-- BEGIN DATA SHOWN --

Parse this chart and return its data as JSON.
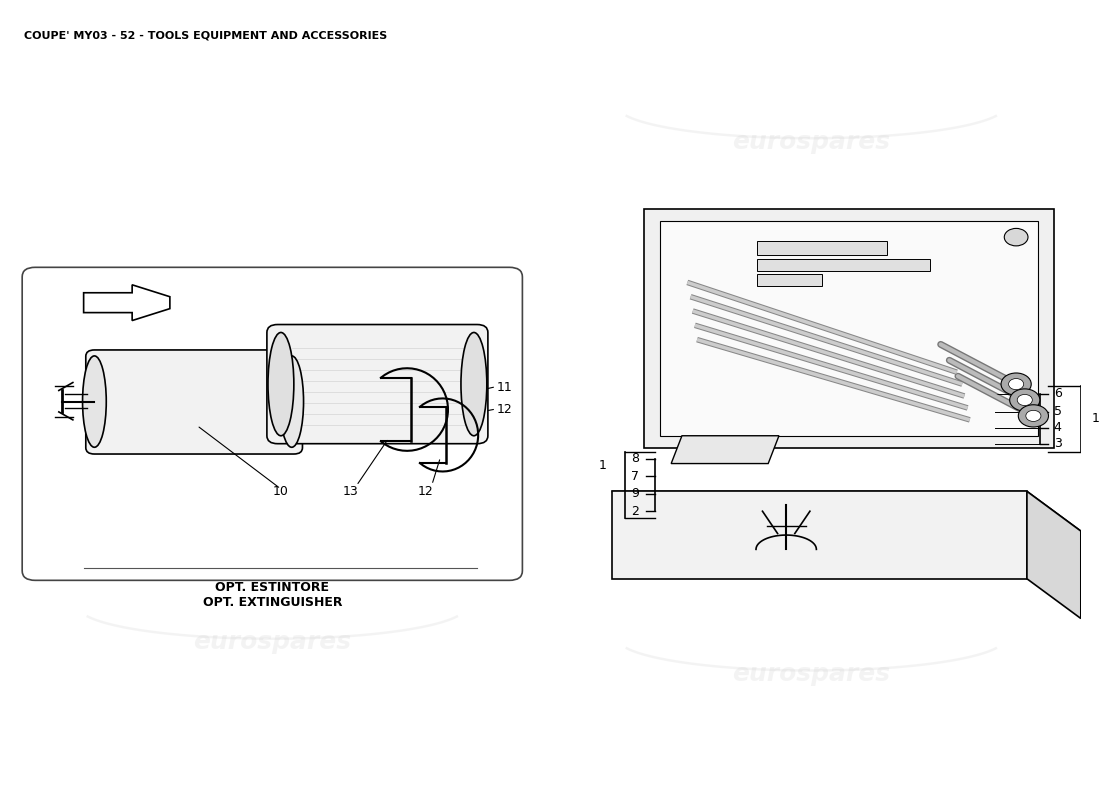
{
  "title": "COUPE' MY03 - 52 - TOOLS EQUIPMENT AND ACCESSORIES",
  "title_fontsize": 8,
  "title_color": "#000000",
  "bg_color": "#ffffff",
  "watermark_color": "#cccccc",
  "watermark_text": "eurospares",
  "left_panel_label": "OPT. ESTINTORE\nOPT. EXTINGUISHER",
  "font_size_labels": 9,
  "line_color": "#000000",
  "box_edge_color": "#555555"
}
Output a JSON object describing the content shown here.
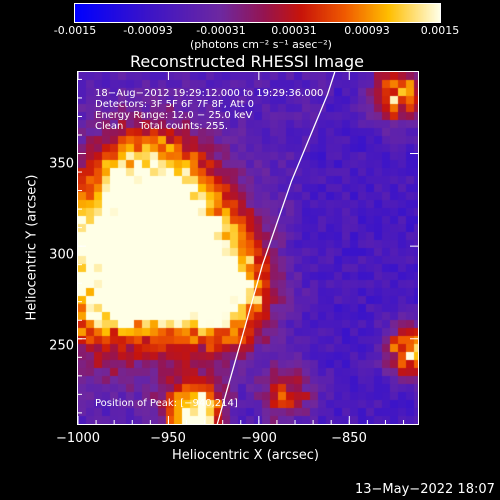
{
  "colorbar": {
    "ticks": [
      "-0.0015",
      "-0.00093",
      "-0.00031",
      "0.00031",
      "0.00093",
      "0.0015"
    ],
    "units_label": "(photons cm⁻² s⁻¹ asec⁻²)",
    "min": -0.0015,
    "max": 0.0015
  },
  "plot": {
    "title": "Reconstructed RHESSI Image",
    "xlabel": "Heliocentric X (arcsec)",
    "ylabel": "Heliocentric Y (arcsec)",
    "xlim": [
      -1000,
      -812
    ],
    "ylim": [
      204,
      394
    ],
    "xticks": [
      "−1000",
      "−950",
      "−900",
      "−850"
    ],
    "xtick_values": [
      -1000,
      -950,
      -900,
      -850
    ],
    "yticks": [
      "350",
      "300",
      "250"
    ],
    "ytick_values": [
      350,
      300,
      250
    ]
  },
  "info": {
    "line1": "18−Aug−2012 19:29:12.000 to 19:29:36.000",
    "line2": "Detectors: 3F 5F 6F 7F 8F, Att 0",
    "line3": "Energy Range: 12.0 − 25.0 keV",
    "line4": "Clean     Total counts: 255.",
    "peak": "Position of Peak: [−940,214]"
  },
  "limb": {
    "points": [
      [
        -923,
        204
      ],
      [
        -911,
        245
      ],
      [
        -898,
        290
      ],
      [
        -882,
        335
      ],
      [
        -862,
        382
      ],
      [
        -858,
        394
      ]
    ]
  },
  "footer": {
    "timestamp": "13−May−2022 18:07"
  }
}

-- END DATA SHOWN --

TASK INSTRUCTIONS:
Reproduce the records above exactly, leaving out every picture they contain.

RESULT:
Parse this chart and return its data as JSON.
{
  "title": "COUPE' MY03 - 52 - TOOLS EQUIPMENT AND ACCESSORIES",
  "title_fontsize": 8,
  "title_color": "#000000",
  "bg_color": "#ffffff",
  "watermark_color": "#cccccc",
  "watermark_text": "eurospares",
  "left_panel_label": "OPT. ESTINTORE\nOPT. EXTINGUISHER",
  "font_size_labels": 9,
  "line_color": "#000000",
  "box_edge_color": "#555555"
}
Output a JSON object describing the content shown here.
{
  "colorbar": {
    "ticks": [
      "-0.0015",
      "-0.00093",
      "-0.00031",
      "0.00031",
      "0.00093",
      "0.0015"
    ],
    "units_label": "(photons cm⁻² s⁻¹ asec⁻²)",
    "min": -0.0015,
    "max": 0.0015
  },
  "plot": {
    "title": "Reconstructed RHESSI Image",
    "xlabel": "Heliocentric X (arcsec)",
    "ylabel": "Heliocentric Y (arcsec)",
    "xlim": [
      -1000,
      -812
    ],
    "ylim": [
      204,
      394
    ],
    "xticks": [
      "−1000",
      "−950",
      "−900",
      "−850"
    ],
    "xtick_values": [
      -1000,
      -950,
      -900,
      -850
    ],
    "yticks": [
      "350",
      "300",
      "250"
    ],
    "ytick_values": [
      350,
      300,
      250
    ]
  },
  "info": {
    "line1": "18−Aug−2012 19:29:12.000 to 19:29:36.000",
    "line2": "Detectors: 3F 5F 6F 7F 8F, Att 0",
    "line3": "Energy Range: 12.0 − 25.0 keV",
    "line4": "Clean     Total counts: 255.",
    "peak": "Position of Peak: [−940,214]"
  },
  "limb": {
    "points": [
      [
        -923,
        204
      ],
      [
        -911,
        245
      ],
      [
        -898,
        290
      ],
      [
        -882,
        335
      ],
      [
        -862,
        382
      ],
      [
        -858,
        394
      ]
    ]
  },
  "footer": {
    "timestamp": "13−May−2022 18:07"
  }
}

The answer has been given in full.